■ DESCRIPTION OF THE TASK ■
Quote the data from the line containing "document-title: 2025年11月德育年终总结范文 (283, 135, 667, 166)" through the line containing "1010, 810, 1081)", reproducing each line exactly, with both ends included.

◇ ◇ ◇

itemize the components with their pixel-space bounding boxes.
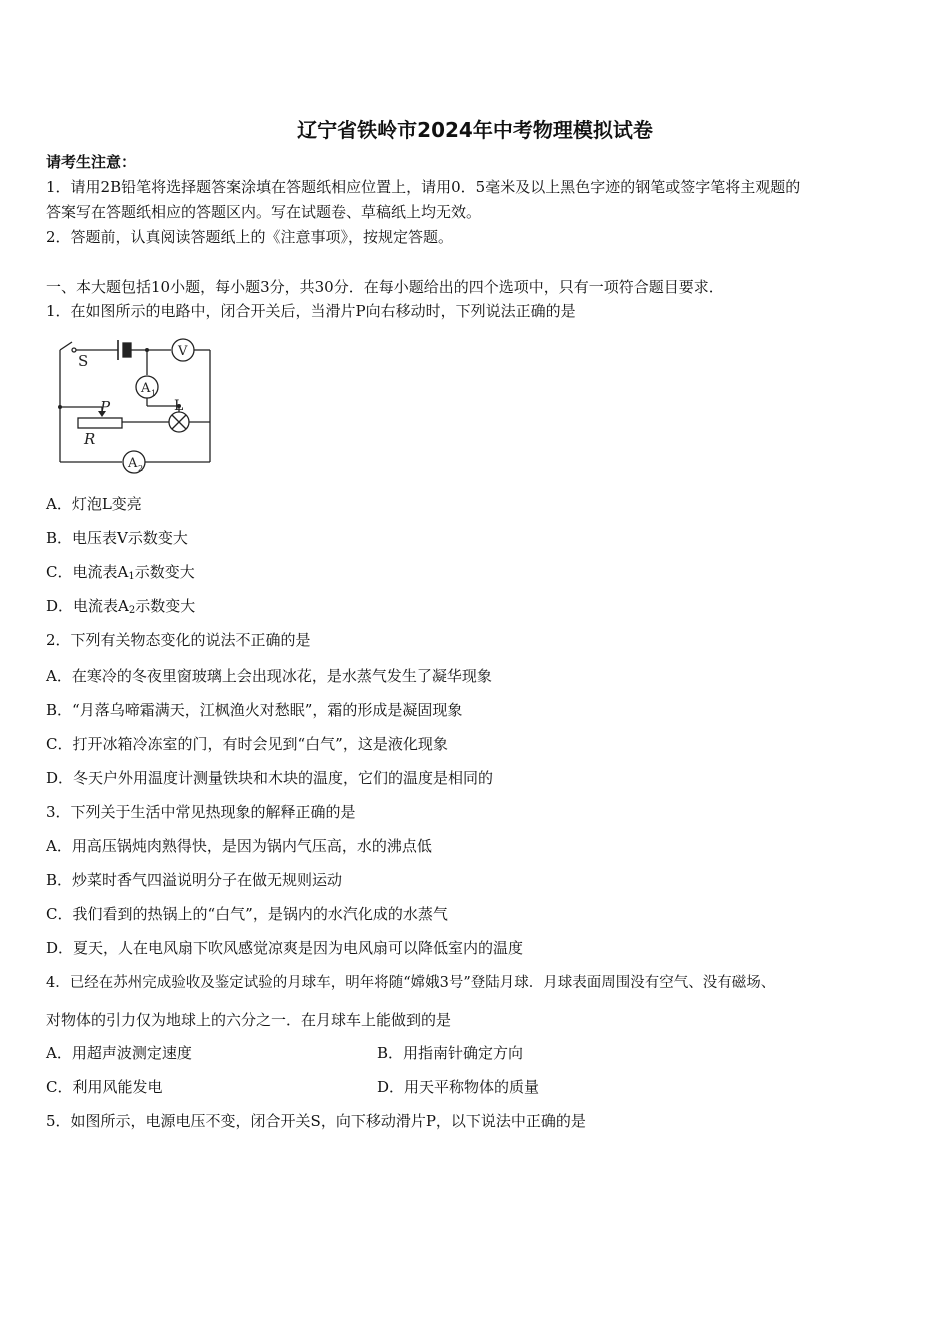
battery-plate-short: [123, 343, 131, 357]
q1-option-b: B．电压表V示数变大: [46, 529, 188, 547]
q1-option-a: A．灯泡L变亮: [46, 495, 142, 513]
question-1-stem: 1．在如图所示的电路中，闭合开关后，当滑片P向右移动时，下列说法正确的是: [46, 302, 576, 320]
question-3-stem: 3．下列关于生活中常见热现象的解释正确的是: [46, 803, 356, 821]
slider-label: P: [100, 398, 111, 416]
q2-option-a: A．在寒冷的冬夜里窗玻璃上会出现冰花，是水蒸气发生了凝华现象: [46, 667, 492, 685]
rheostat-resistor: [78, 418, 122, 428]
notice-item-1: 1．请用2B铅笔将选择题答案涂填在答题纸相应位置上，请用0．5毫米及以上黑色字迹的钢笔或签字笔将主观题的: [46, 178, 801, 196]
q3-option-a: A．用高压锅炖肉熟得快，是因为锅内气压高，水的沸点低: [46, 837, 432, 855]
q3-option-b: B．炒菜时香气四溢说明分子在做无规则运动: [46, 871, 343, 889]
q1-option-d: D．电流表$A_2$示数变大: [46, 597, 196, 616]
resistor-label: R: [84, 430, 96, 448]
ammeter-1-label: A: [141, 381, 151, 396]
q4-option-d: D．用天平称物体的质量: [377, 1078, 540, 1096]
ammeter-1-sub: 1: [151, 389, 157, 398]
q3-option-d: D．夏天，人在电风扇下吹风感觉凉爽是因为电风扇可以降低室内的温度: [46, 939, 524, 957]
question-4-stem-cont: 对物体的引力仅为地球上的六分之一．在月球车上能做到的是: [46, 1011, 452, 1029]
q2-option-b: B．“月落乌啼霜满天，江枫渔火对愁眠”，霜的形成是凝固现象: [46, 701, 463, 719]
q1-option-c: C．电流表$A_1$示数变大: [46, 563, 195, 582]
page-title: 辽宁省铁岭市2024年中考物理模拟试卷: [297, 118, 653, 142]
question-4-stem: 4．已经在苏州完成验收及鉴定试验的月球车，明年将随“嫦娥3号”登陆月球．月球表面周围没有空气、没有磁场、: [46, 975, 776, 991]
ammeter-2-sub: 2: [138, 464, 144, 473]
switch-label: S: [78, 352, 89, 370]
q3-option-c: C．我们看到的热锅上的“白气”，是锅内的水汽化成的水蒸气: [46, 905, 448, 923]
question-2-stem: 2．下列有关物态变化的说法不正确的是: [46, 631, 311, 649]
lamp-label: L: [174, 398, 184, 414]
q2-option-d: D．冬天户外用温度计测量铁块和木块的温度，它们的温度是相同的: [46, 769, 494, 787]
circuit-diagram: [52, 332, 222, 477]
ammeter-2-label: A: [128, 456, 138, 471]
notice-item-1-cont: 答案写在答题纸相应的答题区内。写在试题卷、草稿纸上均无效。: [46, 203, 482, 221]
switch-blade: [60, 342, 72, 350]
section-heading: 一、本大题包括10小题，每小题3分，共30分．在每小题给出的四个选项中，只有一项符合题目要求．: [46, 278, 724, 296]
q4-option-b: B．用指南针确定方向: [377, 1044, 524, 1062]
q2-option-c: C．打开冰箱冷冻室的门，有时会见到“白气”，这是液化现象: [46, 735, 448, 753]
q4-option-c: C．利用风能发电: [46, 1078, 163, 1096]
notice-item-2: 2．答题前，认真阅读答题纸上的《注意事项》，按规定答题。: [46, 228, 454, 246]
q4-option-a: A．用超声波测定速度: [46, 1044, 192, 1062]
question-5-stem: 5．如图所示，电源电压不变，闭合开关S，向下移动滑片P，以下说法中正确的是: [46, 1112, 586, 1130]
voltmeter-label: V: [178, 344, 188, 359]
notice-heading: 请考生注意：: [46, 153, 137, 171]
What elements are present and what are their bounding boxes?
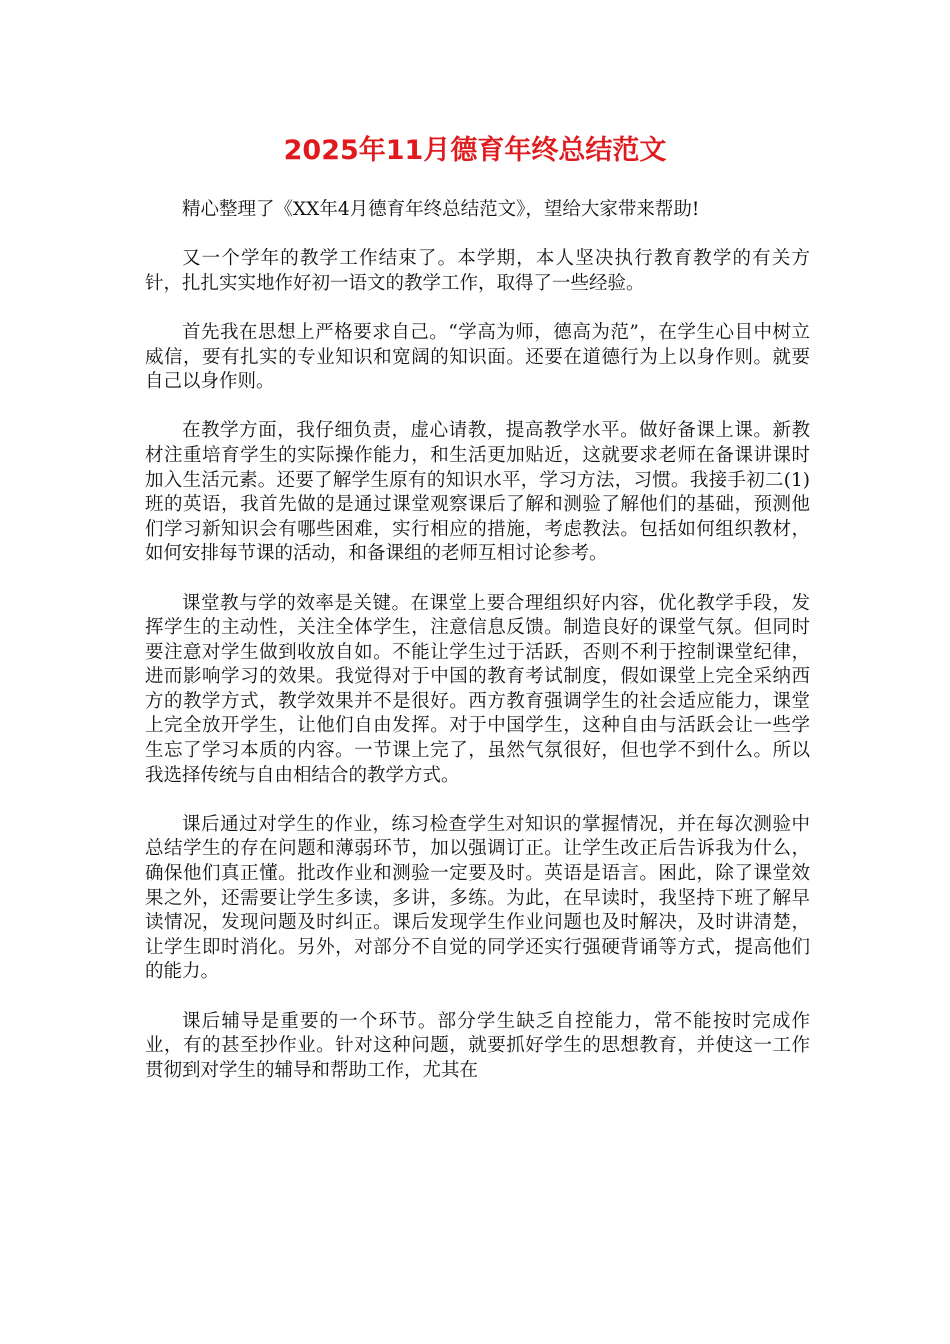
document-title: 2025年11月德育年终总结范文 (283, 135, 667, 166)
document-body (145, 198, 810, 1108)
paragraph-overview: 又一个学年的教学工作结束了。本学期，本人坚决执行教育教学的有关方针，扎扎实实地作好初一语文的教学工作，取得了一些经验。 (145, 248, 810, 294)
paragraph-tutoring: 课后辅导是重要的一个环节。部分学生缺乏自控能力，常不能按时完成作业，有的甚至抄作业。针对这种问题，就要抓好学生的思想教育，并使这一工作贯彻到对学生的辅导和帮助工作，尤其在 (145, 1010, 810, 1081)
paragraph-classroom: 课堂教与学的效率是关键。在课堂上要合理组织好内容，优化教学手段，发挥学生的主动性，关注全体学生，注意信息反馈。制造良好的课堂气氛。但同时要注意对学生做到收放自如。不能让学生过于活跃，否则不利于控制课堂纪律，进而影响学习的效果。我觉得对于中国的教育考试制度，假如课堂上完全采纳西方的教学方式，教学效果并不是很好。西方教育强调学生的社会适应能力，课堂上完全放开学生，让他们自由发挥。对于中国学生，这种自由与活跃会让一些学生忘了学习本质的内容。一节课上完了，虽然气氛很好，但也学不到什么。所以我选择传统与自由相结合的教学方式。 (145, 592, 810, 786)
paragraph-intro: 精心整理了《XX年4月德育年终总结范文》，望给大家带来帮助! (182, 199, 700, 220)
paragraph-ideology: 首先我在思想上严格要求自己。“学高为师，德高为范”，在学生心目中树立威信，要有扎实的专业知识和宽阔的知识面。还要在道德行为上以身作则。就要自己以身作则。 (145, 321, 810, 393)
paragraph-teaching: 在教学方面，我仔细负责，虚心请教，提高教学水平。做好备课上课。新教材注重培育学生的实际操作能力，和生活更加贴近，这就要求老师在备课讲课时加入生活元素。还要了解学生原有的知识水平，学习方法，习惯。我接手初二(1)班的英语，我首先做的是通过课堂观察课后了解和测验了解他们的基础，预测他们学习新知识会有哪些困难，实行相应的措施，考虑教法。包括如何组织教材，如何安排每节课的活动，和备课组的老师互相讨论参考。 (145, 420, 810, 565)
paragraph-homework: 课后通过对学生的作业，练习检查学生对知识的掌握情况，并在每次测验中总结学生的存在问题和薄弱环节，加以强调订正。让学生改正后告诉我为什么，确保他们真正懂。批改作业和测验一定要及时。英语是语言。困此，除了课堂效果之外，还需要让学生多读，多讲，多练。为此，在早读时，我坚持下班了解早读情况，发现问题及时纠正。课后发现学生作业问题也及时解决，及时讲清楚，让学生即时消化。另外，对部分不自觉的同学还实行强硬背诵等方式，提高他们的能力。 (145, 813, 810, 983)
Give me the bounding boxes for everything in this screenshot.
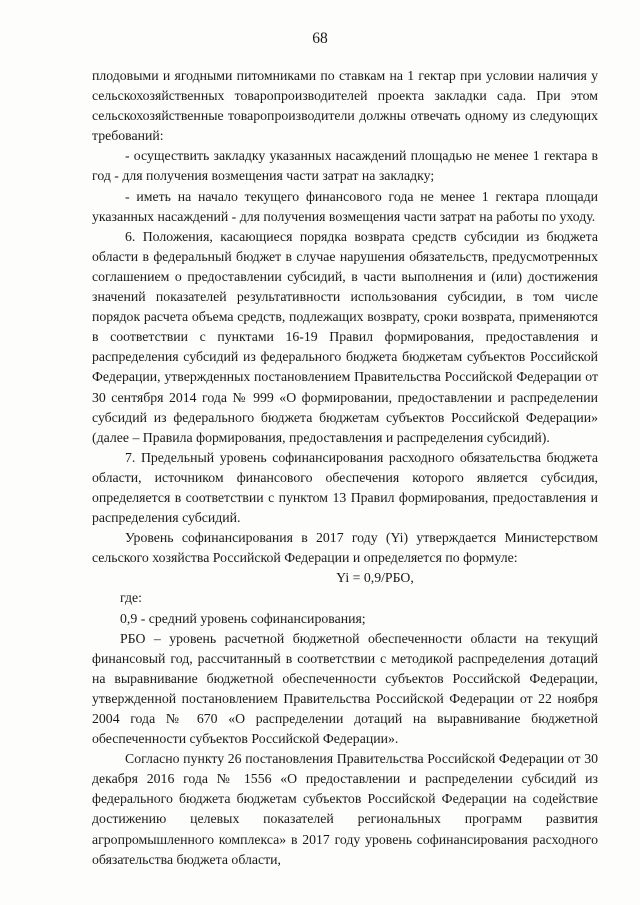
paragraph-item-7: 7. Предельный уровень софинансирования расходного обязательства бюджета области, источником финансового обеспечения которого является субсидия, определяется в соответствии с пунктом 13 Правил формирования, предоставления и распределения субсидий. (92, 449, 598, 526)
paragraph-item-6: 6. Положения, касающиеся порядка возврата средств субсидии из бюджета области в федеральный бюджет в случае нарушения обязательств, предусмотренных соглашением о предоставлении субсидий, в части выполнения и (или) достижения значений показателей результативности использования субсидии, в том числе порядок расчета объема средств, подлежащих возврату, сроки возврата, применяются в соответствии с пунктами 16-19 Правил формирования, предоставления и распределения субсидий из федерального бюджета бюджетам субъектов Российской Федерации, утвержденных постановлением Правительства Российской Федерации от 30 сентября 2014 года № 999 «О формировании, предоставлении и распределении субсидий из федерального бюджета бюджетам субъектов Российской Федерации» (далее – Правила формирования, предоставления и распределения субсидий). (92, 228, 598, 445)
document-body (92, 66, 598, 870)
formula-where: где: (120, 590, 142, 606)
paragraph-requirement-1: - осуществить закладку указанных насаждений площадью не менее 1 гектара в год - для получения возмещения части затрат на закладку; (92, 148, 598, 184)
page-number: 68 (312, 30, 328, 47)
paragraph-resolution-1556: Согласно пункту 26 постановления Правительства Российской Федерации от 30 декабря 2016 года № 1556 «О предоставлении и распределении субсидий из федерального бюджета бюджетам субъектов Российской Федерации на содействие достижению целевых показателей региональных программ развития агропромышленного комплекса» в 2017 году уровень софинансирования расходного обязательства бюджета области, (92, 751, 598, 867)
formula-definition-rbo: РБО – уровень расчетной бюджетной обеспеченности области на текущий финансовый год, рассчитанный в соответствии с методикой распределения дотаций на выравнивание бюджетной обеспеченности субъектов Российской Федерации, утвержденной постановлением Правительства Российской Федерации от 22 ноября 2004 года № 670 «О распределении дотаций на выравнивание бюджетной обеспеченности субъектов Российской Федерации». (92, 630, 598, 747)
paragraph-requirement-2: - иметь на начало текущего финансового года не менее 1 гектара площади указанных насаждений - для получения возмещения части затрат на работы по уходу. (92, 188, 598, 224)
formula-definition-coefficient: 0,9 - средний уровень софинансирования; (120, 610, 366, 626)
formula: Yi = 0,9/РБО, (336, 570, 414, 586)
paragraph-intro: плодовыми и ягодными питомниками по ставкам на 1 гектар при условии наличия у сельскохозяйственных товаропроизводителей проекта закладки сада. При этом сельскохозяйственные товаропроизводители должны отвечать одному из следующих требований: (92, 68, 598, 144)
paragraph-cofinancing-level: Уровень софинансирования в 2017 году (Yi) утверждается Министерством сельского хозяйства Российской Федерации и определяется по формуле: (92, 530, 598, 566)
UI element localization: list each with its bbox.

◇ ◇ ◇

■ RESPONSE ■
document-title: 2025年11月德育年终总结范文 (283, 135, 667, 166)
document-body (145, 198, 810, 1108)
paragraph-overview: 又一个学年的教学工作结束了。本学期，本人坚决执行教育教学的有关方针，扎扎实实地作好初一语文的教学工作，取得了一些经验。 (145, 248, 810, 294)
paragraph-tutoring: 课后辅导是重要的一个环节。部分学生缺乏自控能力，常不能按时完成作业，有的甚至抄作业。针对这种问题，就要抓好学生的思想教育，并使这一工作贯彻到对学生的辅导和帮助工作，尤其在 (145, 1010, 810, 1081)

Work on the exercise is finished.